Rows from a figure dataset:
------------------------------

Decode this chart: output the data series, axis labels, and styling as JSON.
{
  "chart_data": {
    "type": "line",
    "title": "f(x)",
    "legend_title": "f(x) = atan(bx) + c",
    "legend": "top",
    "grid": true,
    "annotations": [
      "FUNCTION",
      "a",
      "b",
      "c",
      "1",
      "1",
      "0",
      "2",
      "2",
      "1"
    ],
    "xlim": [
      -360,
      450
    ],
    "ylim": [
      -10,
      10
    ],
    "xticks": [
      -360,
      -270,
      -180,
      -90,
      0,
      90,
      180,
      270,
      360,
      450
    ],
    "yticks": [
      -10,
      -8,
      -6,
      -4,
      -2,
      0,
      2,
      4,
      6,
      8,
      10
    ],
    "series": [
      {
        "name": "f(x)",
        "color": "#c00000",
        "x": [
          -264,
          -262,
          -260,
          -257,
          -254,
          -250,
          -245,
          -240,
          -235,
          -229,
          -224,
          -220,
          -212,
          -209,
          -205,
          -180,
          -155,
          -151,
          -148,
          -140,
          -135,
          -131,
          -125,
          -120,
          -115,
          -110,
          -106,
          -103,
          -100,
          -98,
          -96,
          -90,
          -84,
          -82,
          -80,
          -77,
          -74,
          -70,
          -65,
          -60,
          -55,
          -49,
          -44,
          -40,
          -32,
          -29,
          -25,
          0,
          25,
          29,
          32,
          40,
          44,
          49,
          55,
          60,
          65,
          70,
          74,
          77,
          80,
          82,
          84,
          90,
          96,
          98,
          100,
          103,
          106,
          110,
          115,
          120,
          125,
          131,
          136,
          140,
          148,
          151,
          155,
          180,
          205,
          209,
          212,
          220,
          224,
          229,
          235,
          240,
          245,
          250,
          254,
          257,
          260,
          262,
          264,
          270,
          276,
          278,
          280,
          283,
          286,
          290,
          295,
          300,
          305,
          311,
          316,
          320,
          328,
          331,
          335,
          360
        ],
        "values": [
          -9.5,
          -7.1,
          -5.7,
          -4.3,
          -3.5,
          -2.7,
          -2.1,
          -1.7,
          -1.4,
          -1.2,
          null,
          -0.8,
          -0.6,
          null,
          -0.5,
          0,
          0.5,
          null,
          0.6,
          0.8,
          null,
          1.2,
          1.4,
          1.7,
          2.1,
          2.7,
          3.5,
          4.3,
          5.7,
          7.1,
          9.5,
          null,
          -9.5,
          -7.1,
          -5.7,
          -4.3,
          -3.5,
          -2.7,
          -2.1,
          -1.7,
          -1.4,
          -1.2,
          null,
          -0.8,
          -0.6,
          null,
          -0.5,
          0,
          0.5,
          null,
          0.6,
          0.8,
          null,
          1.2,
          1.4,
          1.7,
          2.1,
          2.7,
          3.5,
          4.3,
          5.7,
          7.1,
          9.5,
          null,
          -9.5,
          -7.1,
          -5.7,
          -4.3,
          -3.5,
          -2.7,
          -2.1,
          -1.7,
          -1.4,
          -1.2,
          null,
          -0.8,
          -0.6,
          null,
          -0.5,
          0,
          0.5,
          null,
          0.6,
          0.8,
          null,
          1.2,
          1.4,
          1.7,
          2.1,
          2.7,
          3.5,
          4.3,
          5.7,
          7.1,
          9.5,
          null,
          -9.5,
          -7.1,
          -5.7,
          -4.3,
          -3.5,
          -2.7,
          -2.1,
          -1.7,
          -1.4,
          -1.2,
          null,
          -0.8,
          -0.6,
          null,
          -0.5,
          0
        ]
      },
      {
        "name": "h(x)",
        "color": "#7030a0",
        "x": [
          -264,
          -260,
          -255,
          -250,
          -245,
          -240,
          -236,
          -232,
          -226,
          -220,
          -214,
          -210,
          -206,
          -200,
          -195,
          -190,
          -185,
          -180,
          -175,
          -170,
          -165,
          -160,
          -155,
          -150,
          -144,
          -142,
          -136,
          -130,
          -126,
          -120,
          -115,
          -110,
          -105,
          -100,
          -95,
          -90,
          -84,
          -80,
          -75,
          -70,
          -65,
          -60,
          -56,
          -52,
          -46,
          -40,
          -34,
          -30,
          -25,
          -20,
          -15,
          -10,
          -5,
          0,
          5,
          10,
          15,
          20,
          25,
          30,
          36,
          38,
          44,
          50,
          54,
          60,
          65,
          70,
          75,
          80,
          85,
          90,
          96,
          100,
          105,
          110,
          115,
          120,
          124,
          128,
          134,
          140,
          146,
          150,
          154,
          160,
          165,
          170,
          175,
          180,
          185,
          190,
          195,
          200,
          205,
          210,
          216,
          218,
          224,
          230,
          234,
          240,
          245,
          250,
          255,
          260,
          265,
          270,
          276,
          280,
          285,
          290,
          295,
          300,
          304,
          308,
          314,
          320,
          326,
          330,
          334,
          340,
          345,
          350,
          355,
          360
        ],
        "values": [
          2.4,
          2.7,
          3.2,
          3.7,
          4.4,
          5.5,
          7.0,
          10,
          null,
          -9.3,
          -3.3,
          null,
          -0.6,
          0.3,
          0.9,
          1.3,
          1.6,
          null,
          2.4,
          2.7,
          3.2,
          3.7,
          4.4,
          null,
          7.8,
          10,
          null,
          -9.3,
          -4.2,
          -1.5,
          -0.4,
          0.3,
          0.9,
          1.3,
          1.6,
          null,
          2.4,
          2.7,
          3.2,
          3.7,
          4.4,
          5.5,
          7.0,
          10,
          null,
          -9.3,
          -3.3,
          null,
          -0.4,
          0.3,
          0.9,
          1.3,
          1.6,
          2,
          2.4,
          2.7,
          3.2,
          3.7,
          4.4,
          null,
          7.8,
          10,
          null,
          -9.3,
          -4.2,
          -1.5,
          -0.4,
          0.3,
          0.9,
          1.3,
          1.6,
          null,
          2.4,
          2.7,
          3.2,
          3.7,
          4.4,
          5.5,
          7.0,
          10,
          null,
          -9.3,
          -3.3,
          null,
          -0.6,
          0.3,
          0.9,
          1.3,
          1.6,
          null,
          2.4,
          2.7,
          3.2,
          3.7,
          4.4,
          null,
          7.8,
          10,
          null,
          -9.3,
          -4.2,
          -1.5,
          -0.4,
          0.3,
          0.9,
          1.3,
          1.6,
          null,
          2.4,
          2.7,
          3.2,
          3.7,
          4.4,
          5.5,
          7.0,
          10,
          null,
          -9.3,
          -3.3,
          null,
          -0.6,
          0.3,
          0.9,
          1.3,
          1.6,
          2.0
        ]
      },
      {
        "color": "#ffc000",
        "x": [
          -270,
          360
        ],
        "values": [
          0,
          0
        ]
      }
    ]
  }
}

------------------------------

Transcribe all of the lines in the records precisely.

Decode this chart: output the data series, axis labels, and styling as JSON.
{
  "chart_data": {
    "type": "line",
    "title": "f(x)",
    "legend_title": "f(x) = atan(bx) + c",
    "legend": "top",
    "grid": true,
    "annotations": [
      "FUNCTION",
      "a",
      "b",
      "c",
      "1",
      "1",
      "0",
      "2",
      "2",
      "1"
    ],
    "xlim": [
      -360,
      450
    ],
    "ylim": [
      -10,
      10
    ],
    "xticks": [
      -360,
      -270,
      -180,
      -90,
      0,
      90,
      180,
      270,
      360,
      450
    ],
    "yticks": [
      -10,
      -8,
      -6,
      -4,
      -2,
      0,
      2,
      4,
      6,
      8,
      10
    ],
    "series": [
      {
        "name": "f(x)",
        "color": "#c00000",
        "x": [
          -264,
          -262,
          -260,
          -257,
          -254,
          -250,
          -245,
          -240,
          -235,
          -229,
          -224,
          -220,
          -212,
          -209,
          -205,
          -180,
          -155,
          -151,
          -148,
          -140,
          -135,
          -131,
          -125,
          -120,
          -115,
          -110,
          -106,
          -103,
          -100,
          -98,
          -96,
          -90,
          -84,
          -82,
          -80,
          -77,
          -74,
          -70,
          -65,
          -60,
          -55,
          -49,
          -44,
          -40,
          -32,
          -29,
          -25,
          0,
          25,
          29,
          32,
          40,
          44,
          49,
          55,
          60,
          65,
          70,
          74,
          77,
          80,
          82,
          84,
          90,
          96,
          98,
          100,
          103,
          106,
          110,
          115,
          120,
          125,
          131,
          136,
          140,
          148,
          151,
          155,
          180,
          205,
          209,
          212,
          220,
          224,
          229,
          235,
          240,
          245,
          250,
          254,
          257,
          260,
          262,
          264,
          270,
          276,
          278,
          280,
          283,
          286,
          290,
          295,
          300,
          305,
          311,
          316,
          320,
          328,
          331,
          335,
          360
        ],
        "values": [
          -9.5,
          -7.1,
          -5.7,
          -4.3,
          -3.5,
          -2.7,
          -2.1,
          -1.7,
          -1.4,
          -1.2,
          null,
          -0.8,
          -0.6,
          null,
          -0.5,
          0,
          0.5,
          null,
          0.6,
          0.8,
          null,
          1.2,
          1.4,
          1.7,
          2.1,
          2.7,
          3.5,
          4.3,
          5.7,
          7.1,
          9.5,
          null,
          -9.5,
          -7.1,
          -5.7,
          -4.3,
          -3.5,
          -2.7,
          -2.1,
          -1.7,
          -1.4,
          -1.2,
          null,
          -0.8,
          -0.6,
          null,
          -0.5,
          0,
          0.5,
          null,
          0.6,
          0.8,
          null,
          1.2,
          1.4,
          1.7,
          2.1,
          2.7,
          3.5,
          4.3,
          5.7,
          7.1,
          9.5,
          null,
          -9.5,
          -7.1,
          -5.7,
          -4.3,
          -3.5,
          -2.7,
          -2.1,
          -1.7,
          -1.4,
          -1.2,
          null,
          -0.8,
          -0.6,
          null,
          -0.5,
          0,
          0.5,
          null,
          0.6,
          0.8,
          null,
          1.2,
          1.4,
          1.7,
          2.1,
          2.7,
          3.5,
          4.3,
          5.7,
          7.1,
          9.5,
          null,
          -9.5,
          -7.1,
          -5.7,
          -4.3,
          -3.5,
          -2.7,
          -2.1,
          -1.7,
          -1.4,
          -1.2,
          null,
          -0.8,
          -0.6,
          null,
          -0.5,
          0
        ]
      },
      {
        "name": "h(x)",
        "color": "#7030a0",
        "x": [
          -264,
          -260,
          -255,
          -250,
          -245,
          -240,
          -236,
          -232,
          -226,
          -220,
          -214,
          -210,
          -206,
          -200,
          -195,
          -190,
          -185,
          -180,
          -175,
          -170,
          -165,
          -160,
          -155,
          -150,
          -144,
          -142,
          -136,
          -130,
          -126,
          -120,
          -115,
          -110,
          -105,
          -100,
          -95,
          -90,
          -84,
          -80,
          -75,
          -70,
          -65,
          -60,
          -56,
          -52,
          -46,
          -40,
          -34,
          -30,
          -25,
          -20,
          -15,
          -10,
          -5,
          0,
          5,
          10,
          15,
          20,
          25,
          30,
          36,
          38,
          44,
          50,
          54,
          60,
          65,
          70,
          75,
          80,
          85,
          90,
          96,
          100,
          105,
          110,
          115,
          120,
          124,
          128,
          134,
          140,
          146,
          150,
          154,
          160,
          165,
          170,
          175,
          180,
          185,
          190,
          195,
          200,
          205,
          210,
          216,
          218,
          224,
          230,
          234,
          240,
          245,
          250,
          255,
          260,
          265,
          270,
          276,
          280,
          285,
          290,
          295,
          300,
          304,
          308,
          314,
          320,
          326,
          330,
          334,
          340,
          345,
          350,
          355,
          360
        ],
        "values": [
          2.4,
          2.7,
          3.2,
          3.7,
          4.4,
          5.5,
          7.0,
          10,
          null,
          -9.3,
          -3.3,
          null,
          -0.6,
          0.3,
          0.9,
          1.3,
          1.6,
          null,
          2.4,
          2.7,
          3.2,
          3.7,
          4.4,
          null,
          7.8,
          10,
          null,
          -9.3,
          -4.2,
          -1.5,
          -0.4,
          0.3,
          0.9,
          1.3,
          1.6,
          null,
          2.4,
          2.7,
          3.2,
          3.7,
          4.4,
          5.5,
          7.0,
          10,
          null,
          -9.3,
          -3.3,
          null,
          -0.4,
          0.3,
          0.9,
          1.3,
          1.6,
          2,
          2.4,
          2.7,
          3.2,
          3.7,
          4.4,
          null,
          7.8,
          10,
          null,
          -9.3,
          -4.2,
          -1.5,
          -0.4,
          0.3,
          0.9,
          1.3,
          1.6,
          null,
          2.4,
          2.7,
          3.2,
          3.7,
          4.4,
          5.5,
          7.0,
          10,
          null,
          -9.3,
          -3.3,
          null,
          -0.6,
          0.3,
          0.9,
          1.3,
          1.6,
          null,
          2.4,
          2.7,
          3.2,
          3.7,
          4.4,
          null,
          7.8,
          10,
          null,
          -9.3,
          -4.2,
          -1.5,
          -0.4,
          0.3,
          0.9,
          1.3,
          1.6,
          null,
          2.4,
          2.7,
          3.2,
          3.7,
          4.4,
          5.5,
          7.0,
          10,
          null,
          -9.3,
          -3.3,
          null,
          -0.6,
          0.3,
          0.9,
          1.3,
          1.6,
          2.0
        ]
      },
      {
        "color": "#ffc000",
        "x": [
          -270,
          360
        ],
        "values": [
          0,
          0
        ]
      }
    ]
  }
}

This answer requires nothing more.